• [REQUIRED TASK]
Using the data beneath, show every line that includes the word "screenshot".

.....

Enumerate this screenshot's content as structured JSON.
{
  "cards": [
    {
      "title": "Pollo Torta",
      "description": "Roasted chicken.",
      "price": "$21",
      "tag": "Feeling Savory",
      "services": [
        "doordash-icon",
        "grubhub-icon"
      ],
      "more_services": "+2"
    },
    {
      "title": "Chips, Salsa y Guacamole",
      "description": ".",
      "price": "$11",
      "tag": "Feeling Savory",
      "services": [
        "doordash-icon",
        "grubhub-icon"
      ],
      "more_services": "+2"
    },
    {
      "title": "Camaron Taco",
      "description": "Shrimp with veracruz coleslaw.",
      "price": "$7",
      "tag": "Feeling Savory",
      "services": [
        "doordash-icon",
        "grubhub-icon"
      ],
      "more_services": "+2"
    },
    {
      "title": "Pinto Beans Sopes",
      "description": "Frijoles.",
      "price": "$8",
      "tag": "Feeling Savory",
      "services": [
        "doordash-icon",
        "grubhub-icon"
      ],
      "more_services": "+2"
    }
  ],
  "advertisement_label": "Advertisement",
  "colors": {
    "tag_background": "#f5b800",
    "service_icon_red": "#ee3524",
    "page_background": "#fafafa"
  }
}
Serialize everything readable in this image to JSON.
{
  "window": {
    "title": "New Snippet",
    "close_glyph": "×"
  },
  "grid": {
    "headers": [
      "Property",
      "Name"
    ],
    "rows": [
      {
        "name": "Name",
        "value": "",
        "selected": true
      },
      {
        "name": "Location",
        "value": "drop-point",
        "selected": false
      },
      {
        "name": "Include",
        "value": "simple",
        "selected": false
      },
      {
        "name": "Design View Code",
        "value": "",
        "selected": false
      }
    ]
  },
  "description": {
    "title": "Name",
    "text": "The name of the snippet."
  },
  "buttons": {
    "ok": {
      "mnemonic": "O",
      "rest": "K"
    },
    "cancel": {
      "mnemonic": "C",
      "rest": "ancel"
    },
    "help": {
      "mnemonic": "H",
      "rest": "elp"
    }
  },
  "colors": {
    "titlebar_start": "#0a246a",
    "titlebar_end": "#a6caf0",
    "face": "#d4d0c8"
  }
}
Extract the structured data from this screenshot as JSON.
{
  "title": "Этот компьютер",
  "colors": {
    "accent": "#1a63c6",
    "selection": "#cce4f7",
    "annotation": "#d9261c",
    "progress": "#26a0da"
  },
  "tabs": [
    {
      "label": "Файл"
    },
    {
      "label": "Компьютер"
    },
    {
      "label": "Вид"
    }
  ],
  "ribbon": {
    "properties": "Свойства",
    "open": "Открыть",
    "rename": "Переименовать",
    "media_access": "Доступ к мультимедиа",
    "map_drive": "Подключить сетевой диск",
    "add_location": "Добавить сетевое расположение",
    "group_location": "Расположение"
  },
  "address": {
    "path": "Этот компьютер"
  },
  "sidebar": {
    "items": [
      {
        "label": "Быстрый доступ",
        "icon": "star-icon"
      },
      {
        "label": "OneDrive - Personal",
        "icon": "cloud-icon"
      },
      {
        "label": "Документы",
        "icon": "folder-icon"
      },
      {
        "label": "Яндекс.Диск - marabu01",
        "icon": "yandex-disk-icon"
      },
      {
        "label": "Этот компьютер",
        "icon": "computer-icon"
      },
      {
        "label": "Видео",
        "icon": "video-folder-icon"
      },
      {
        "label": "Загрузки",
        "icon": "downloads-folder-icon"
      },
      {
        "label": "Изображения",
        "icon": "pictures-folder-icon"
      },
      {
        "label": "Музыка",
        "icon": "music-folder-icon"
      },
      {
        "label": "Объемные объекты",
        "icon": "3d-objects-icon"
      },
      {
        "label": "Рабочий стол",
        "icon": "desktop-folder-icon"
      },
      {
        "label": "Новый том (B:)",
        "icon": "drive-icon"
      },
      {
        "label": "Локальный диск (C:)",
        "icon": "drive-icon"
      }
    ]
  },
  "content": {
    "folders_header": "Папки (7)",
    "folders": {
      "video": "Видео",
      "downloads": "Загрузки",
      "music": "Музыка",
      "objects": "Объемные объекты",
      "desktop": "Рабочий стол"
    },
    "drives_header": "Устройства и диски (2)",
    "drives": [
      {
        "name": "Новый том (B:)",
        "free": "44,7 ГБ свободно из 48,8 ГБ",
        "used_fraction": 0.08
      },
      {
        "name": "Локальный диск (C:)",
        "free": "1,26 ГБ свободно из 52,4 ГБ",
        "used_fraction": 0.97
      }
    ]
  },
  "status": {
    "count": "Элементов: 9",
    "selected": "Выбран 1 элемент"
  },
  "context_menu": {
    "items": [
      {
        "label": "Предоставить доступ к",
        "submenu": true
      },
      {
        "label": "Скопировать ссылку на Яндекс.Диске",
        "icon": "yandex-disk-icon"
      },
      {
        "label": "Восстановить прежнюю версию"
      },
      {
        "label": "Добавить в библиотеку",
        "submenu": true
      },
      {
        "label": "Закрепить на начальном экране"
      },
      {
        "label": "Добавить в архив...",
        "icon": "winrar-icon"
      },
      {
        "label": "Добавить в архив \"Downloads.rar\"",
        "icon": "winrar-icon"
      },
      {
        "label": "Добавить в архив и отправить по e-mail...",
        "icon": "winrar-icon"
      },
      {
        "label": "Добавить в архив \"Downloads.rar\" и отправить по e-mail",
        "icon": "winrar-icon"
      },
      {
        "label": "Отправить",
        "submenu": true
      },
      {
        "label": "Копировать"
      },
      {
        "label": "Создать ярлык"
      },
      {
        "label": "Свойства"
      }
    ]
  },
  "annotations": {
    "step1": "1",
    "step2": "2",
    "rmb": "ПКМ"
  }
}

.....

• [OUTPUT]
Enumerate this screenshot's content as structured JSON.
Extract the structured data from this screenshot as JSON.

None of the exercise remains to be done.